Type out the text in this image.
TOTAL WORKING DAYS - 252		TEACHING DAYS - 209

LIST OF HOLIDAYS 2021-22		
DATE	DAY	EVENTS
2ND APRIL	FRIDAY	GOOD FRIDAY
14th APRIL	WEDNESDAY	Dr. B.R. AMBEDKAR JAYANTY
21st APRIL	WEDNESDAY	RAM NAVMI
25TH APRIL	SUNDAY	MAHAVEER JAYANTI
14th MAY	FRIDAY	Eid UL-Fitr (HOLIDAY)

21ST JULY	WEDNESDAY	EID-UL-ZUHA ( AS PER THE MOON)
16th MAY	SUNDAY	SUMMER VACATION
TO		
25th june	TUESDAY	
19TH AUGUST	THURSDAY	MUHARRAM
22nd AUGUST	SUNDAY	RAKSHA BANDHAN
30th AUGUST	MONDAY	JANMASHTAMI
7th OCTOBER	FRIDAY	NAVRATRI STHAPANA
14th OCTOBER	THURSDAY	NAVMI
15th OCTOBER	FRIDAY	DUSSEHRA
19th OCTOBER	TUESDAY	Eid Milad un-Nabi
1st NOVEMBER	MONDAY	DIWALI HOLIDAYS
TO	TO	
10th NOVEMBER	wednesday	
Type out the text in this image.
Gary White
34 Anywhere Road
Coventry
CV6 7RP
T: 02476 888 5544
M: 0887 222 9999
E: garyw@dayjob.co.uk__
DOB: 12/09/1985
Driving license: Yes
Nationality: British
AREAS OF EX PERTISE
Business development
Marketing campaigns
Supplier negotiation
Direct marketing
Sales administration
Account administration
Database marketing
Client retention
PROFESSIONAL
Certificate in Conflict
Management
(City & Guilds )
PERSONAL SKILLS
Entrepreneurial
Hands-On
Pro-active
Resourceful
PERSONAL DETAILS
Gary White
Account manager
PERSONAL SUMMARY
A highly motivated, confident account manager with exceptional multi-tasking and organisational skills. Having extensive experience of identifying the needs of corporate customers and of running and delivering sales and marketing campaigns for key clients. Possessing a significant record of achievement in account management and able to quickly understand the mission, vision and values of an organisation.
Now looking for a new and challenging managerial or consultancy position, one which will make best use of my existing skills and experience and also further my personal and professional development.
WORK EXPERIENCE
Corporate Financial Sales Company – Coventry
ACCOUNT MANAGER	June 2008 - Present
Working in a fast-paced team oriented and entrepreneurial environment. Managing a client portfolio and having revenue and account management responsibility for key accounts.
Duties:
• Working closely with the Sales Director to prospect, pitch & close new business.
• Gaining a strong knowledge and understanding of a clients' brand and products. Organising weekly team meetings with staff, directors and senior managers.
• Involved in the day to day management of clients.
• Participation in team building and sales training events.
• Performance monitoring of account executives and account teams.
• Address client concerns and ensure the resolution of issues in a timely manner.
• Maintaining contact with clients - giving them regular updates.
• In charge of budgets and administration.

--*--

• _What is needed_
Report only the number of lines that hold the word "APRIL".

• _Reply to the task_
4